Begin MATERIALS PROVIDED

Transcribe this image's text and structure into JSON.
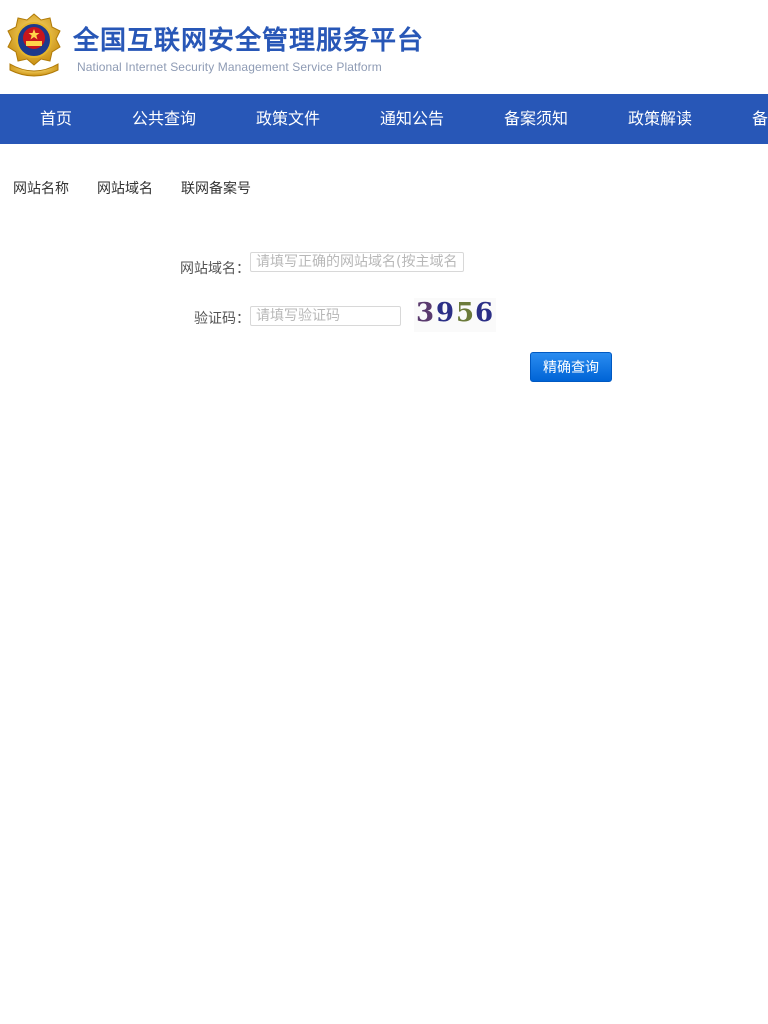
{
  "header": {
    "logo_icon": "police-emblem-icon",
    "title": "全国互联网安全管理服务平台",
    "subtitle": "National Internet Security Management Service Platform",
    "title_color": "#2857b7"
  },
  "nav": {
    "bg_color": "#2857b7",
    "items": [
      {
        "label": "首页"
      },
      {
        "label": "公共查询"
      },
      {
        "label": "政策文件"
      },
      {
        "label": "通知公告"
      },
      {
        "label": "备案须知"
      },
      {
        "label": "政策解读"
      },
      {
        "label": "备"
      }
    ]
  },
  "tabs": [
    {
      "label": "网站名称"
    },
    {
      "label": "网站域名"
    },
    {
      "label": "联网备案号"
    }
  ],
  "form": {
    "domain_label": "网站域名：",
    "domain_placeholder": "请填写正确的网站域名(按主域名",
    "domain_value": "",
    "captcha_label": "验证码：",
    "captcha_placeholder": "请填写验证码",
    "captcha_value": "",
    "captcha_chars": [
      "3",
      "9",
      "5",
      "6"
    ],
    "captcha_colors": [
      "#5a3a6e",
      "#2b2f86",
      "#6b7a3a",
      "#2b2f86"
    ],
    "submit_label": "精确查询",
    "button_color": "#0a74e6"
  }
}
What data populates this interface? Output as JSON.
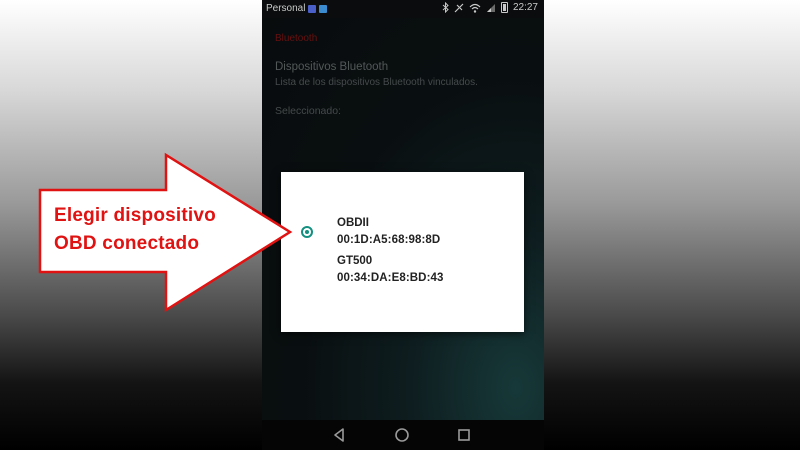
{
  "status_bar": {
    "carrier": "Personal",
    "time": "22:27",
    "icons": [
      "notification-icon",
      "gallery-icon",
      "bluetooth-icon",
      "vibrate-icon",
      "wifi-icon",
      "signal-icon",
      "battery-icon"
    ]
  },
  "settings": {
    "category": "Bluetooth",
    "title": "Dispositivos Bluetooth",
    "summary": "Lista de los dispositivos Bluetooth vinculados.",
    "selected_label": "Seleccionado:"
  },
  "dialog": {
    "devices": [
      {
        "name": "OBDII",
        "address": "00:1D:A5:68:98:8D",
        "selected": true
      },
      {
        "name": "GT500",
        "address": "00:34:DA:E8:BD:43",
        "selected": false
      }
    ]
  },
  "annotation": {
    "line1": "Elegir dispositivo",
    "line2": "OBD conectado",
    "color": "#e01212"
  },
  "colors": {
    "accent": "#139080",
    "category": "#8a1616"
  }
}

End MATERIALS PROVIDED
Begin MATERIALS PROVIDED

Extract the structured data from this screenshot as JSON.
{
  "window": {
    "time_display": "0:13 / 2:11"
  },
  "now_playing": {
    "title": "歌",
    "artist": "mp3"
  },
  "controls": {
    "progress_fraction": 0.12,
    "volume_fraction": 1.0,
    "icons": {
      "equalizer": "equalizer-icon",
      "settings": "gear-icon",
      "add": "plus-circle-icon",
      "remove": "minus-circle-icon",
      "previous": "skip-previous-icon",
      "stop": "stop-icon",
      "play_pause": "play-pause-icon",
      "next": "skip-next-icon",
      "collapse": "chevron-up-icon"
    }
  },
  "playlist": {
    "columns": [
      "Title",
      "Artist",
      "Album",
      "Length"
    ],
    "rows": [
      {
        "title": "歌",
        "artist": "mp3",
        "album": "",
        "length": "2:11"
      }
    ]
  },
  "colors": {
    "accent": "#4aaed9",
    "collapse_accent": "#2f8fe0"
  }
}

End MATERIALS PROVIDED

GIVEN INSTRUCTION: In the entries above, find each line with the word "skip" and copy it.

RESULT:
      "previous": "skip-previous-icon",
      "next": "skip-next-icon",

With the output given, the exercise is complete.